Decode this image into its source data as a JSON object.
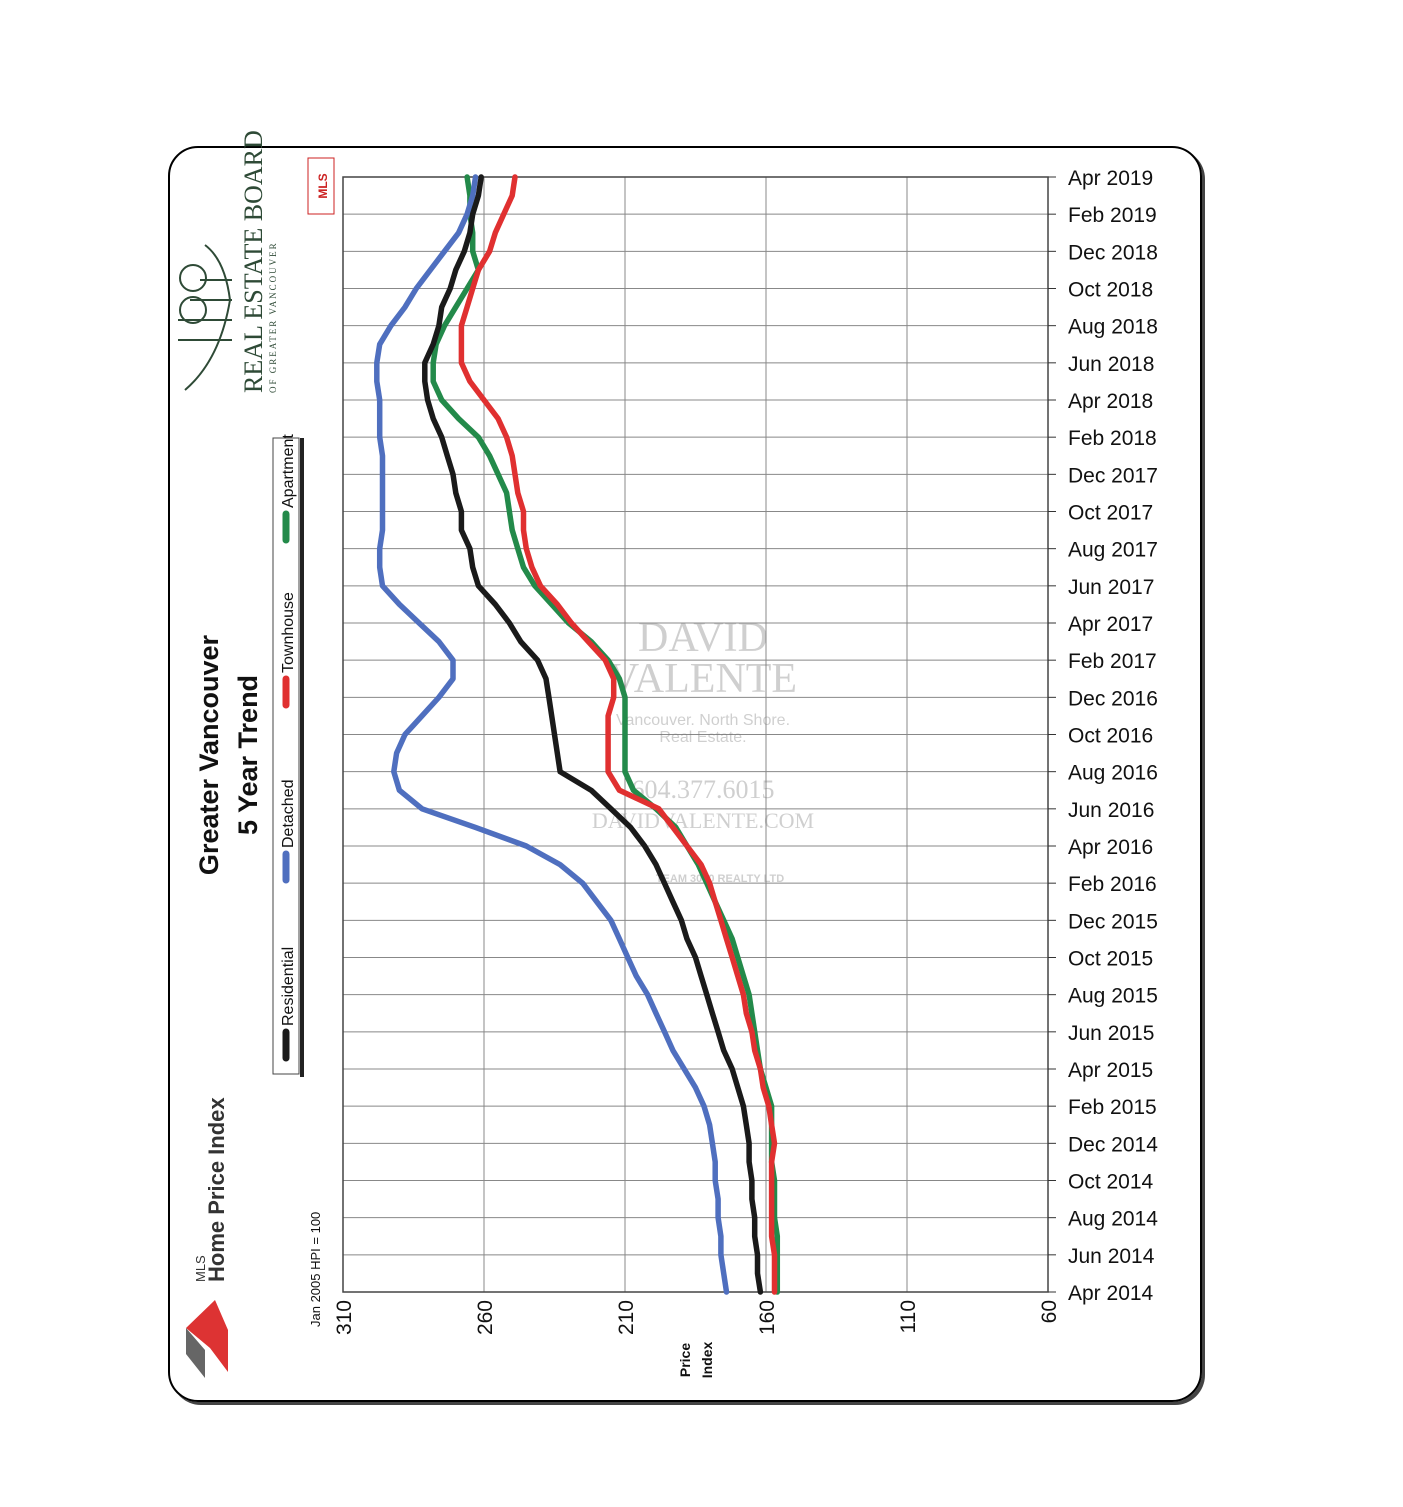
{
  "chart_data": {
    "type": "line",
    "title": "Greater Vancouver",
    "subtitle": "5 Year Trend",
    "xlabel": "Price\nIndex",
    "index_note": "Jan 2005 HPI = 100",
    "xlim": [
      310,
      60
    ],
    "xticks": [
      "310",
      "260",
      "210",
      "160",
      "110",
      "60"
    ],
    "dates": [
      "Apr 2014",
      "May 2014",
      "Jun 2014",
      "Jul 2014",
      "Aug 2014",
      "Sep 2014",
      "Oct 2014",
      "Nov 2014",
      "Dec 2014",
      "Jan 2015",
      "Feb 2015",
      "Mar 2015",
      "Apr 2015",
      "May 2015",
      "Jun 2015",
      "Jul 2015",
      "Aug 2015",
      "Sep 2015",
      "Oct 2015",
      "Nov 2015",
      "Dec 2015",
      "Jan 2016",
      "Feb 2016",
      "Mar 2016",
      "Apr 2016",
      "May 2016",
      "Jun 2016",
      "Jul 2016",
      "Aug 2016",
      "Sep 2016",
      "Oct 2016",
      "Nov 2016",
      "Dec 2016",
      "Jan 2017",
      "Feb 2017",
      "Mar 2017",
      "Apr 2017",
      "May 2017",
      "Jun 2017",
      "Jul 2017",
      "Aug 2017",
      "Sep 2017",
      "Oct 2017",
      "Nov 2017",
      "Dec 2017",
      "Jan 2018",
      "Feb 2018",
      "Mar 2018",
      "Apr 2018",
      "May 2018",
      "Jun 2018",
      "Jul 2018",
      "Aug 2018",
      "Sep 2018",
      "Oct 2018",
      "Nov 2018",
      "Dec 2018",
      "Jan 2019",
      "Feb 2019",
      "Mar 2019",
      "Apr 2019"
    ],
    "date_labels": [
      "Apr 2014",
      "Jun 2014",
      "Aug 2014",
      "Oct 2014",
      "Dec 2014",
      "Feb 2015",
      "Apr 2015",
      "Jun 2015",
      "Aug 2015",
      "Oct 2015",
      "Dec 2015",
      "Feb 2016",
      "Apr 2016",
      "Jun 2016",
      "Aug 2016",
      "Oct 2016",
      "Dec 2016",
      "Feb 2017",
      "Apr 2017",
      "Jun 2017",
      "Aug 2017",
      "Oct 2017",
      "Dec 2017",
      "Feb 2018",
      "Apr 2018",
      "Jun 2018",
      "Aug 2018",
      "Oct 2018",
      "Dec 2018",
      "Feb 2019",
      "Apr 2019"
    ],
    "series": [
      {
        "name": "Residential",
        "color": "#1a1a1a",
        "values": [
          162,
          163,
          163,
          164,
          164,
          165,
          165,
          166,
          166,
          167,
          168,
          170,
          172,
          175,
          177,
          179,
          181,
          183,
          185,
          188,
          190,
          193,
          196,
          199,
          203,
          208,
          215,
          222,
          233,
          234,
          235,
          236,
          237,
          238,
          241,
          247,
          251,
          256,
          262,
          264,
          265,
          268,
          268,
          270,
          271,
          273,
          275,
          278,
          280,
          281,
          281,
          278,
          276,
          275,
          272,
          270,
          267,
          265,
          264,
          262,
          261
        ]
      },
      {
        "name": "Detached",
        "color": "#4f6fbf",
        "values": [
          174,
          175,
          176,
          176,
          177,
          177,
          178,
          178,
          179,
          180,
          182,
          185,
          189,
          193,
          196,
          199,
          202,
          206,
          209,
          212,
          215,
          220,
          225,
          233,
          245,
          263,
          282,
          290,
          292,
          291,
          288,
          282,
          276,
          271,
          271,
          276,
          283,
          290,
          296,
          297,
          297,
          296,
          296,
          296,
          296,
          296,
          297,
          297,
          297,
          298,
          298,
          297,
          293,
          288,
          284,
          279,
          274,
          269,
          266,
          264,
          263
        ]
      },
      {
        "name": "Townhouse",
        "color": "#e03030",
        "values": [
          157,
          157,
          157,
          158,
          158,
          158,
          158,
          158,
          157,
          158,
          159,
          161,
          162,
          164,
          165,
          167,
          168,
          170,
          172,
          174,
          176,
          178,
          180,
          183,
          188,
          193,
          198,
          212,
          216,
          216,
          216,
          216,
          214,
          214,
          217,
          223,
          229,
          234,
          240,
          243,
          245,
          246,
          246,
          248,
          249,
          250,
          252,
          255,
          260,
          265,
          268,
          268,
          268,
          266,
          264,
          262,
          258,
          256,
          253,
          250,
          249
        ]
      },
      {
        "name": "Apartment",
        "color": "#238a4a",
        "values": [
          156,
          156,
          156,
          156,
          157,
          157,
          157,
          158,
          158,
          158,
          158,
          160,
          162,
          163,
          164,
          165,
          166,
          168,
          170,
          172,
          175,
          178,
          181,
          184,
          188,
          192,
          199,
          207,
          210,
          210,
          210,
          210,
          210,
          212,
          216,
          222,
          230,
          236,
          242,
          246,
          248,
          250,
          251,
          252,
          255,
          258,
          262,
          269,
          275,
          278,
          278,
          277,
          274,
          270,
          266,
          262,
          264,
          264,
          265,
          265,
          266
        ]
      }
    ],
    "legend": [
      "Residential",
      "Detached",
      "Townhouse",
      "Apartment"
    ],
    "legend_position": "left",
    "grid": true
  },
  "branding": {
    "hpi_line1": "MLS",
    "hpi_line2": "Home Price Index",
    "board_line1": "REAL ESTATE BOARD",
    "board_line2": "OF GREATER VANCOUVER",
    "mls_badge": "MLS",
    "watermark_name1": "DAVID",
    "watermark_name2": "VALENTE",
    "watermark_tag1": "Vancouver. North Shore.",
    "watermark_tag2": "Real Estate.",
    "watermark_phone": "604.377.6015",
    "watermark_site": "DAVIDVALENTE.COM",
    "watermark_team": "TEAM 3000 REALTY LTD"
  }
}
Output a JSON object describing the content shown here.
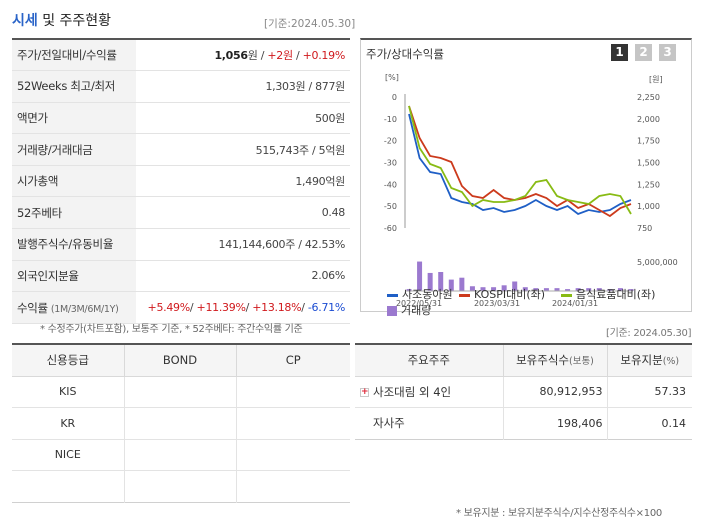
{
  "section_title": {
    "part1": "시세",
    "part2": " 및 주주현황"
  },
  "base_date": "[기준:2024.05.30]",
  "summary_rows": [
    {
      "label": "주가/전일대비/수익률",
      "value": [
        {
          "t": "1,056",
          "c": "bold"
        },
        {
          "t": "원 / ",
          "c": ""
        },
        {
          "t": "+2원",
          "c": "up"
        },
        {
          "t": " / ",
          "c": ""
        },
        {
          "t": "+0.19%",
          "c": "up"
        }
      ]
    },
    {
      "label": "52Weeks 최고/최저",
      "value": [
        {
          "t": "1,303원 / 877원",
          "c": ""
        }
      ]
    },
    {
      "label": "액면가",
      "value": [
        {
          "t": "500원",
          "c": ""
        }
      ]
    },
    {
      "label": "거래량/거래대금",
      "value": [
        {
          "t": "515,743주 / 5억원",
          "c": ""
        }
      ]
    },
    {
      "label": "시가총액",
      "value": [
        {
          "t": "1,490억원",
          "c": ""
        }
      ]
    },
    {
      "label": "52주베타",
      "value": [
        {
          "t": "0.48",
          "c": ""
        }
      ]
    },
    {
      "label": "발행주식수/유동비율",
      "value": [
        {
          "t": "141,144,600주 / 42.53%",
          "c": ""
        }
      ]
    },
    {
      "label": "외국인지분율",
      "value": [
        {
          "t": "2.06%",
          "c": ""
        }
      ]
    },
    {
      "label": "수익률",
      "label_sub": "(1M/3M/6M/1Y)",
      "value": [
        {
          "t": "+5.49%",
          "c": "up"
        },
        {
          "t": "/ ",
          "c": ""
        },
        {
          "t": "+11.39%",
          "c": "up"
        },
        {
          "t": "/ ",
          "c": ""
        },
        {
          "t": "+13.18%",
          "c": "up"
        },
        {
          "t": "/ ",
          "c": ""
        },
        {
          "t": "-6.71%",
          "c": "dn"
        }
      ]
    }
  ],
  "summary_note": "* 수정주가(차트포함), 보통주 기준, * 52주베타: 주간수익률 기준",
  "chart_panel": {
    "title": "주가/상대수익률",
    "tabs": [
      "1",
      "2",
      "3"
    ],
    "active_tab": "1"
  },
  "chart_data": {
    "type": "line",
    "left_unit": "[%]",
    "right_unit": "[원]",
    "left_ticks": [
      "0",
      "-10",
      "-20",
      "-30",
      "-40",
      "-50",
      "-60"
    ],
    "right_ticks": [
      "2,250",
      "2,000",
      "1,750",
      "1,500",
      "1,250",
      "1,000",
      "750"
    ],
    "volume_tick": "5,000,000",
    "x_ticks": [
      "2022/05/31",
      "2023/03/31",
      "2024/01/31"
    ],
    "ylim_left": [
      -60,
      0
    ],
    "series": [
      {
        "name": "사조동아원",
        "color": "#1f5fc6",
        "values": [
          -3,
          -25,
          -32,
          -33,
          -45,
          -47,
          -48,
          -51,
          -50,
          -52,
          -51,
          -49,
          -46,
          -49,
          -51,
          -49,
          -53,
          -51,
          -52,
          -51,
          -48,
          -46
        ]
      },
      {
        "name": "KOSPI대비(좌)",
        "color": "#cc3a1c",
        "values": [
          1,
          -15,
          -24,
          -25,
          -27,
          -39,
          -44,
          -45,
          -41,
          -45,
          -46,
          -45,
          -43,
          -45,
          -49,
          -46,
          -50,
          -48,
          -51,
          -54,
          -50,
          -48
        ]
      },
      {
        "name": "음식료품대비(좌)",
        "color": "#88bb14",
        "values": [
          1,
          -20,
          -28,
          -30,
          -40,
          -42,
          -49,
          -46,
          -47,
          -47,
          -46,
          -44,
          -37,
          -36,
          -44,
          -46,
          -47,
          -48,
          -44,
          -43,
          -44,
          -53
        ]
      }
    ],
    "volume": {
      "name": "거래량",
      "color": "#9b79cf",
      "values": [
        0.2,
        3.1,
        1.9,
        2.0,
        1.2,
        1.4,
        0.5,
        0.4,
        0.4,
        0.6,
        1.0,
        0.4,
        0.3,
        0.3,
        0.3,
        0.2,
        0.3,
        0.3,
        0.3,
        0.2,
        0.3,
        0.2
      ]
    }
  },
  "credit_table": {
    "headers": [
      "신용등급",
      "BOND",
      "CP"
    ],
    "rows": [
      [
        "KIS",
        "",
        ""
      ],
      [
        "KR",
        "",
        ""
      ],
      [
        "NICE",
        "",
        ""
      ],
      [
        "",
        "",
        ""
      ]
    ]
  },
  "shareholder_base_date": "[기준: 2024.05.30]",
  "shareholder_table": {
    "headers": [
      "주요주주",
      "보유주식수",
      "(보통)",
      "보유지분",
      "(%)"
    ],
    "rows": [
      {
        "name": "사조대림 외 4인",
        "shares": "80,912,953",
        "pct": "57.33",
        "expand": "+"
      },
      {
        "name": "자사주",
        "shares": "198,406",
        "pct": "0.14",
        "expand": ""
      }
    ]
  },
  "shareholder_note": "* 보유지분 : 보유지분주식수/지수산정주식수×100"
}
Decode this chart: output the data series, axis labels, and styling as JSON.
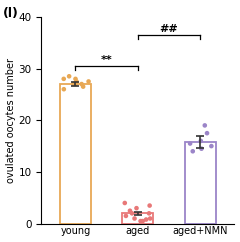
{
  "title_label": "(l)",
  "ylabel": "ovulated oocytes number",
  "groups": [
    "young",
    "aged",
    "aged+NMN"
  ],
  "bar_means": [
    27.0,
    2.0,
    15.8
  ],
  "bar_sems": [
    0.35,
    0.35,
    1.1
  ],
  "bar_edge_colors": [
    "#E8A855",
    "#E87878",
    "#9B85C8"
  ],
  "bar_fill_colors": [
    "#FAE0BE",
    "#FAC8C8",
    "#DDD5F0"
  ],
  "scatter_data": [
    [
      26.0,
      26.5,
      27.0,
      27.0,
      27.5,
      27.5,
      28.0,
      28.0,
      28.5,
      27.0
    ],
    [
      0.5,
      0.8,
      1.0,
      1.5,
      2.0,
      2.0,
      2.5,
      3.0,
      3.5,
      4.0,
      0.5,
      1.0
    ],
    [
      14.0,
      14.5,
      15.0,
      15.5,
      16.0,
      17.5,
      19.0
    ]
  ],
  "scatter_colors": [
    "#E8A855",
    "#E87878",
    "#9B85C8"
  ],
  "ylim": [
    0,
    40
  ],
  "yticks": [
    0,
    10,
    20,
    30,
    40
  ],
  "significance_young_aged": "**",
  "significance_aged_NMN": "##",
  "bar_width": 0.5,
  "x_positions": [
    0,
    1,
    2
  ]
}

-.-.-

Going through the data, tally the lines containing "object" and report only the result.

2